#### What to produce:
Where a line holds "download", copy it.

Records
┌──

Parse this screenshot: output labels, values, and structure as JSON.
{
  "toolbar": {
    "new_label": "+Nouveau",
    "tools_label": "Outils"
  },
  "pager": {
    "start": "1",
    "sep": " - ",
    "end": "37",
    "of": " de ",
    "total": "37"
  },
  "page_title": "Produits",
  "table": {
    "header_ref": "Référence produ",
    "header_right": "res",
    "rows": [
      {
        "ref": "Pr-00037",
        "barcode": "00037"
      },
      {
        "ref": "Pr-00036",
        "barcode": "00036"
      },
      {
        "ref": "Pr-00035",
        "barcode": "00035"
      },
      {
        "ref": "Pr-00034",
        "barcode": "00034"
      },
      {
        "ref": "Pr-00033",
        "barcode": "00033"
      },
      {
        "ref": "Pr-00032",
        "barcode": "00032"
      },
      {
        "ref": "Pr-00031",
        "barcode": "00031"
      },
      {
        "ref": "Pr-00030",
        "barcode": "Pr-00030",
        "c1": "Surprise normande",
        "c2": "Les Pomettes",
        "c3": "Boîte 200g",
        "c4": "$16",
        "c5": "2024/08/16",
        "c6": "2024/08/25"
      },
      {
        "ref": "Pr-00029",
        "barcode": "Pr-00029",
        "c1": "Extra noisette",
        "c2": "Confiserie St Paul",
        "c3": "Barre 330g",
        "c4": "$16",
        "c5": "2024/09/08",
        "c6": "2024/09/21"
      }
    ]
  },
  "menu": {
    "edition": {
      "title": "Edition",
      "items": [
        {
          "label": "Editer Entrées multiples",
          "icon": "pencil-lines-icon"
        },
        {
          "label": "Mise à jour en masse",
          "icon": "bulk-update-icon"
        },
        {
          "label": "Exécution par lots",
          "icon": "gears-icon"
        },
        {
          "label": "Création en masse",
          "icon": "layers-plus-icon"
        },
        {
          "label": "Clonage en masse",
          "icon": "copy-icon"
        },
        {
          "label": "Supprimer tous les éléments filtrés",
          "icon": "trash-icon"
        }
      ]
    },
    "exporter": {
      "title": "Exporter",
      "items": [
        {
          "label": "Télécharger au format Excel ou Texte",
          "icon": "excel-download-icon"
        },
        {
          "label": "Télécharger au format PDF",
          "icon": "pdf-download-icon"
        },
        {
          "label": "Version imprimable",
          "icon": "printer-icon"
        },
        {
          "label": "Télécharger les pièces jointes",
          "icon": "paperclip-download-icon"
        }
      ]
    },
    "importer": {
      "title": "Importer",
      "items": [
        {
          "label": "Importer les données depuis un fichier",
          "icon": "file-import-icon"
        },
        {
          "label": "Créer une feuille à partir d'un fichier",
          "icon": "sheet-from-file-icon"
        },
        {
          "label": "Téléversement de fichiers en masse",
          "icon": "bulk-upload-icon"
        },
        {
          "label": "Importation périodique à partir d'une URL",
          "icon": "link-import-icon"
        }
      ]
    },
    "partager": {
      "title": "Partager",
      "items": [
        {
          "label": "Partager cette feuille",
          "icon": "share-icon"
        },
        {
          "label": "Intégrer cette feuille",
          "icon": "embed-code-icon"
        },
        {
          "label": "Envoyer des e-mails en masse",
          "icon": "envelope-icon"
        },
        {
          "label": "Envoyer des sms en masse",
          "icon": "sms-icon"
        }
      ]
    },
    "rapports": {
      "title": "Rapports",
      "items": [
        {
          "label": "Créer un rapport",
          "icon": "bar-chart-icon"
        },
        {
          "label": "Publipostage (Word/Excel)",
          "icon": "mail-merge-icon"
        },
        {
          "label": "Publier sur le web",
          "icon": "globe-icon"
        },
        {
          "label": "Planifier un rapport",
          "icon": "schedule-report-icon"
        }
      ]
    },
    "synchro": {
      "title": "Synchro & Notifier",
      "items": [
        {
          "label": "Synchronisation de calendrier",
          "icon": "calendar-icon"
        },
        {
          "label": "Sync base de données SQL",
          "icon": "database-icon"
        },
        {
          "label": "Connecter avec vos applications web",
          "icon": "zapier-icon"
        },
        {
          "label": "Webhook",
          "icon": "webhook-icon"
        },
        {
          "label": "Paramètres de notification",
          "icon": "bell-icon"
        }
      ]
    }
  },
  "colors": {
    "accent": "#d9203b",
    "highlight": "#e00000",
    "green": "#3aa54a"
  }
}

└──

#### Response for this exercise:
          "icon": "excel-download-icon"
          "icon": "pdf-download-icon"
          "icon": "paperclip-download-icon"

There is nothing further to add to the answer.